JOB
Return only this: the line with "Read out every word on this page." and all the lines that follow it below, through the final one, exactly as they are.

(Part of a data file)
(begin)
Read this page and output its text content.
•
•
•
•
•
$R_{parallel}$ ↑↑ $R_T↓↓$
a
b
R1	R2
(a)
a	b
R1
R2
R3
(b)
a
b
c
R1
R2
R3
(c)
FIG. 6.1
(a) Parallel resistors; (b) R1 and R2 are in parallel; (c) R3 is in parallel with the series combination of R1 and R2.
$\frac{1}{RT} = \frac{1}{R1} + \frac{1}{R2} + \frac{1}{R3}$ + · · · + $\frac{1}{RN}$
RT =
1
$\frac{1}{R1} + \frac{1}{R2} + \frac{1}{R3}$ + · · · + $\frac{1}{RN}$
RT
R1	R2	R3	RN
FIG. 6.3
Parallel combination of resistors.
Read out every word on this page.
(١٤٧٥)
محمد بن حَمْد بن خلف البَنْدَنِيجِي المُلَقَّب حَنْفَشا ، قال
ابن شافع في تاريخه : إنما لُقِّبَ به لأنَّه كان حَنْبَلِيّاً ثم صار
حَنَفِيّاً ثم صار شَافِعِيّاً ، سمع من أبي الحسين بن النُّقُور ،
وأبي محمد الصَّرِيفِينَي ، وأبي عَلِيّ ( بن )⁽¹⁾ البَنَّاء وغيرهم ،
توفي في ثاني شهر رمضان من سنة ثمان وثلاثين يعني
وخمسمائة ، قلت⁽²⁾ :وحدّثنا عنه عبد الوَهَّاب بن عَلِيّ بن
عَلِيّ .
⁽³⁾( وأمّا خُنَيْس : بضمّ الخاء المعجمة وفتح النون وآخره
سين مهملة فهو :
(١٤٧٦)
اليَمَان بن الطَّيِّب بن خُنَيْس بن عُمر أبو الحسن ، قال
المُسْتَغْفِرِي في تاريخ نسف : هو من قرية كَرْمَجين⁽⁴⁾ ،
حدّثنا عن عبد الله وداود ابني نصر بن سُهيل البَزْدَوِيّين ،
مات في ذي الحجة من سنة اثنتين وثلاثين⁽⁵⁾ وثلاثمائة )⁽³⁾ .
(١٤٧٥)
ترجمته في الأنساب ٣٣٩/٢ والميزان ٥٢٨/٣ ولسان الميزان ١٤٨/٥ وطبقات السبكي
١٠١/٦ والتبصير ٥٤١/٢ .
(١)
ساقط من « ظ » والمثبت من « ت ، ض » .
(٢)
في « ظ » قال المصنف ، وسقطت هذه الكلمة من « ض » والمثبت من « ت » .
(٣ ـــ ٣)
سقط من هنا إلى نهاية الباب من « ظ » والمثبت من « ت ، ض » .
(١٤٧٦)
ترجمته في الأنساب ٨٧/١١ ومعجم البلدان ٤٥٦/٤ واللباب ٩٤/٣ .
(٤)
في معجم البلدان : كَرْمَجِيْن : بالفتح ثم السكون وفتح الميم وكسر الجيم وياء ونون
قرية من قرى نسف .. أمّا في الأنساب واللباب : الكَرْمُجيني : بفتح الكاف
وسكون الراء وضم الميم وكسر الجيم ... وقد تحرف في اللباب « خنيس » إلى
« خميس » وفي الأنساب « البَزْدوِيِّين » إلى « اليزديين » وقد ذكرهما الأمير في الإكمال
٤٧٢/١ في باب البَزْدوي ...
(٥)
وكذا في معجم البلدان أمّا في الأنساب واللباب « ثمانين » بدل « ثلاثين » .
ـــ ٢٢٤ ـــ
(end)
EXERCISE ANSWER
Read out every word on this page.
(١٤٧٥)
محمد بن حَمْد بن خلف البَنْدَنِيجِي المُلَقَّب حَنْفَشا ، قال
ابن شافع في تاريخه : إنما لُقِّبَ به لأنَّه كان حَنْبَلِيّاً ثم صار
حَنَفِيّاً ثم صار شَافِعِيّاً ، سمع من أبي الحسين بن النُّقُور ،
وأبي محمد الصَّرِيفِينَي ، وأبي عَلِيّ ( بن )⁽¹⁾ البَنَّاء وغيرهم ،
توفي في ثاني شهر رمضان من سنة ثمان وثلاثين يعني
وخمسمائة ، قلت⁽²⁾ :وحدّثنا عنه عبد الوَهَّاب بن عَلِيّ بن
عَلِيّ .
⁽³⁾( وأمّا خُنَيْس : بضمّ الخاء المعجمة وفتح النون وآخره
سين مهملة فهو :
(١٤٧٦)
اليَمَان بن الطَّيِّب بن خُنَيْس بن عُمر أبو الحسن ، قال
المُسْتَغْفِرِي في تاريخ نسف : هو من قرية كَرْمَجين⁽⁴⁾ ،
حدّثنا عن عبد الله وداود ابني نصر بن سُهيل البَزْدَوِيّين ،
مات في ذي الحجة من سنة اثنتين وثلاثين⁽⁵⁾ وثلاثمائة )⁽³⁾ .
(١٤٧٥)
ترجمته في الأنساب ٣٣٩/٢ والميزان ٥٢٨/٣ ولسان الميزان ١٤٨/٥ وطبقات السبكي
١٠١/٦ والتبصير ٥٤١/٢ .
(١)
ساقط من « ظ » والمثبت من « ت ، ض » .
(٢)
في « ظ » قال المصنف ، وسقطت هذه الكلمة من « ض » والمثبت من « ت » .
(٣ ـــ ٣)
سقط من هنا إلى نهاية الباب من « ظ » والمثبت من « ت ، ض » .
(١٤٧٦)
ترجمته في الأنساب ٨٧/١١ ومعجم البلدان ٤٥٦/٤ واللباب ٩٤/٣ .
(٤)
في معجم البلدان : كَرْمَجِيْن : بالفتح ثم السكون وفتح الميم وكسر الجيم وياء ونون
قرية من قرى نسف .. أمّا في الأنساب واللباب : الكَرْمُجيني : بفتح الكاف
وسكون الراء وضم الميم وكسر الجيم ... وقد تحرف في اللباب « خنيس » إلى
« خميس » وفي الأنساب « البَزْدوِيِّين » إلى « اليزديين » وقد ذكرهما الأمير في الإكمال
٤٧٢/١ في باب البَزْدوي ...
(٥)
وكذا في معجم البلدان أمّا في الأنساب واللباب « ثمانين » بدل « ثلاثين » .
ـــ ٢٢٤ ـــ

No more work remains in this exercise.